Stated task — Leaving out the pictures, retype all the material exactly.

Given entries —
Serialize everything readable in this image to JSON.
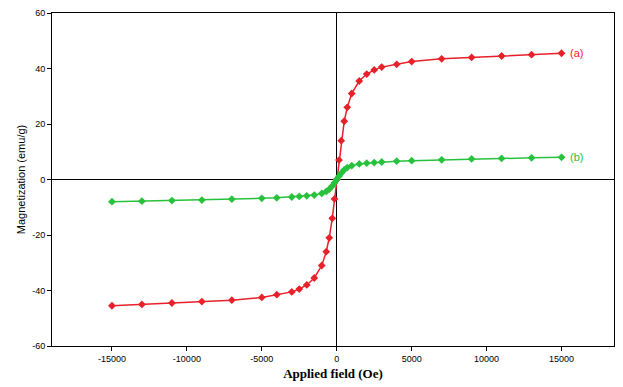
{
  "chart_data": {
    "type": "scatter",
    "x_label": "Applied field (Oe)",
    "y_label": "Magnetization (emu/g)",
    "x": [
      -15000,
      -13000,
      -11000,
      -9000,
      -7000,
      -5000,
      -4000,
      -3000,
      -2500,
      -2000,
      -1500,
      -1000,
      -700,
      -500,
      -300,
      -150,
      0,
      150,
      300,
      500,
      700,
      1000,
      1500,
      2000,
      2500,
      3000,
      4000,
      5000,
      7000,
      9000,
      11000,
      13000,
      15000
    ],
    "series": [
      {
        "name": "(a)",
        "color": "#e8202a",
        "marker": "diamond",
        "values": [
          -45.5,
          -45,
          -44.5,
          -44,
          -43.5,
          -42.5,
          -41.5,
          -40.5,
          -39.5,
          -38,
          -35.5,
          -31,
          -26,
          -21,
          -14,
          -7,
          0,
          7,
          14,
          21,
          26,
          31,
          35.5,
          38,
          39.5,
          40.5,
          41.5,
          42.5,
          43.5,
          44,
          44.5,
          45,
          45.5
        ]
      },
      {
        "name": "(b)",
        "color": "#27c23c",
        "marker": "diamond",
        "values": [
          -8,
          -7.8,
          -7.6,
          -7.4,
          -7.1,
          -6.8,
          -6.6,
          -6.3,
          -6.1,
          -5.9,
          -5.6,
          -5.0,
          -4.3,
          -3.5,
          -2.3,
          -1.2,
          0,
          1.2,
          2.3,
          3.5,
          4.3,
          5.0,
          5.6,
          5.9,
          6.1,
          6.3,
          6.6,
          6.8,
          7.1,
          7.4,
          7.6,
          7.8,
          8
        ]
      }
    ],
    "xlim": [
      -19000,
      18500
    ],
    "xticks": [
      -15000,
      -10000,
      -5000,
      0,
      5000,
      10000,
      15000
    ],
    "ylim": [
      -60,
      60
    ],
    "yticks": [
      -60,
      -40,
      -20,
      0,
      20,
      40,
      60
    ],
    "grid": false
  }
}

Output of the exercise —
Serialize everything readable in this image to JSON.
{
  "chart_data": {
    "type": "scatter",
    "x_label": "Applied field (Oe)",
    "y_label": "Magnetization (emu/g)",
    "x": [
      -15000,
      -13000,
      -11000,
      -9000,
      -7000,
      -5000,
      -4000,
      -3000,
      -2500,
      -2000,
      -1500,
      -1000,
      -700,
      -500,
      -300,
      -150,
      0,
      150,
      300,
      500,
      700,
      1000,
      1500,
      2000,
      2500,
      3000,
      4000,
      5000,
      7000,
      9000,
      11000,
      13000,
      15000
    ],
    "series": [
      {
        "name": "(a)",
        "color": "#e8202a",
        "marker": "diamond",
        "values": [
          -45.5,
          -45,
          -44.5,
          -44,
          -43.5,
          -42.5,
          -41.5,
          -40.5,
          -39.5,
          -38,
          -35.5,
          -31,
          -26,
          -21,
          -14,
          -7,
          0,
          7,
          14,
          21,
          26,
          31,
          35.5,
          38,
          39.5,
          40.5,
          41.5,
          42.5,
          43.5,
          44,
          44.5,
          45,
          45.5
        ]
      },
      {
        "name": "(b)",
        "color": "#27c23c",
        "marker": "diamond",
        "values": [
          -8,
          -7.8,
          -7.6,
          -7.4,
          -7.1,
          -6.8,
          -6.6,
          -6.3,
          -6.1,
          -5.9,
          -5.6,
          -5.0,
          -4.3,
          -3.5,
          -2.3,
          -1.2,
          0,
          1.2,
          2.3,
          3.5,
          4.3,
          5.0,
          5.6,
          5.9,
          6.1,
          6.3,
          6.6,
          6.8,
          7.1,
          7.4,
          7.6,
          7.8,
          8
        ]
      }
    ],
    "xlim": [
      -19000,
      18500
    ],
    "xticks": [
      -15000,
      -10000,
      -5000,
      0,
      5000,
      10000,
      15000
    ],
    "ylim": [
      -60,
      60
    ],
    "yticks": [
      -60,
      -40,
      -20,
      0,
      20,
      40,
      60
    ],
    "grid": false
  }
}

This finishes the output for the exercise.